§ Job
Copy out the records precisely, omitting pictures.

§ Data provided
· · · · · · ·

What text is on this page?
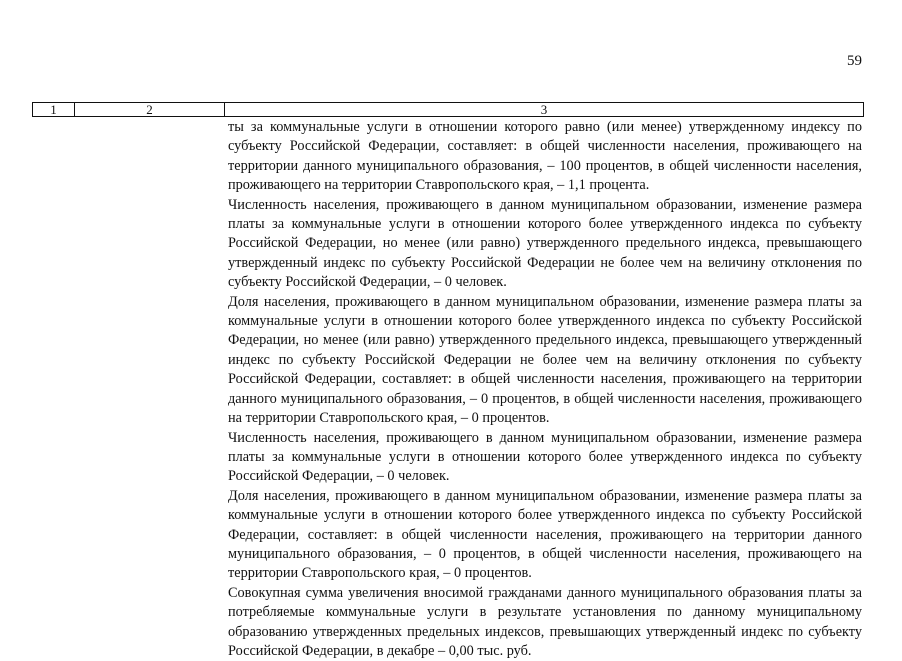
59
1	2	3

ты за коммунальные услуги в отношении которого равно (или менее) утвержденному индексу по субъекту Российской Федерации, составляет: в общей численности населения, проживающего на территории данного муниципального образования, – 100 процентов, в общей численности населения, проживающего на территории Ставропольского края, – 1,1 процента.

Численность населения, проживающего в данном муниципальном образовании, изменение размера платы за коммунальные услуги в отношении которого более утвержденного индекса по субъекту Российской Федерации, но менее (или равно) утвержденного предельного индекса, превышающего утвержденный индекс по субъекту Российской Федерации не более чем на величину отклонения по субъекту Российской Федерации, – 0 человек.

Доля населения, проживающего в данном муниципальном образовании, изменение размера платы за коммунальные услуги в отношении которого более утвержденного индекса по субъекту Российской Федерации, но менее (или равно) утвержденного предельного индекса, превышающего утвержденный индекс по субъекту Российской Федерации не более чем на величину отклонения по субъекту Российской Федерации, составляет: в общей численности населения, проживающего на территории данного муниципального образования, – 0 процентов, в общей численности населения, проживающего на территории Ставропольского края, – 0 процентов.

Численность населения, проживающего в данном муниципальном образовании, изменение размера платы за коммунальные услуги в отношении которого более утвержденного индекса по субъекту Российской Федерации, – 0 человек.

Доля населения, проживающего в данном муниципальном образовании, изменение размера платы за коммунальные услуги в отношении которого более утвержденного индекса по субъекту Российской Федерации, составляет: в общей численности населения, проживающего на территории данного муниципального образования, – 0 процентов, в общей численности населения, проживающего на территории Ставропольского края, – 0 процентов.

Совокупная сумма увеличения вносимой гражданами данного муниципального образования платы за потребляемые коммунальные услуги в результате установления по данному муниципальному образованию утвержденных предельных индексов, превышающих утвержденный индекс по субъекту Российской Федерации, в декабре – 0,00 тыс. руб.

· · · · · · ·

§ Response for this exercise
What text is on this page?
59
1	2	3

ты за коммунальные услуги в отношении которого равно (или менее) утвержденному индексу по субъекту Российской Федерации, составляет: в общей численности населения, проживающего на территории данного муниципального образования, – 100 процентов, в общей численности населения, проживающего на территории Ставропольского края, – 1,1 процента.

Численность населения, проживающего в данном муниципальном образовании, изменение размера платы за коммунальные услуги в отношении которого более утвержденного индекса по субъекту Российской Федерации, но менее (или равно) утвержденного предельного индекса, превышающего утвержденный индекс по субъекту Российской Федерации не более чем на величину отклонения по субъекту Российской Федерации, – 0 человек.

Доля населения, проживающего в данном муниципальном образовании, изменение размера платы за коммунальные услуги в отношении которого более утвержденного индекса по субъекту Российской Федерации, но менее (или равно) утвержденного предельного индекса, превышающего утвержденный индекс по субъекту Российской Федерации не более чем на величину отклонения по субъекту Российской Федерации, составляет: в общей численности населения, проживающего на территории данного муниципального образования, – 0 процентов, в общей численности населения, проживающего на территории Ставропольского края, – 0 процентов.

Численность населения, проживающего в данном муниципальном образовании, изменение размера платы за коммунальные услуги в отношении которого более утвержденного индекса по субъекту Российской Федерации, – 0 человек.

Доля населения, проживающего в данном муниципальном образовании, изменение размера платы за коммунальные услуги в отношении которого более утвержденного индекса по субъекту Российской Федерации, составляет: в общей численности населения, проживающего на территории данного муниципального образования, – 0 процентов, в общей численности населения, проживающего на территории Ставропольского края, – 0 процентов.

Совокупная сумма увеличения вносимой гражданами данного муниципального образования платы за потребляемые коммунальные услуги в результате установления по данному муниципальному образованию утвержденных предельных индексов, превышающих утвержденный индекс по субъекту Российской Федерации, в декабре – 0,00 тыс. руб.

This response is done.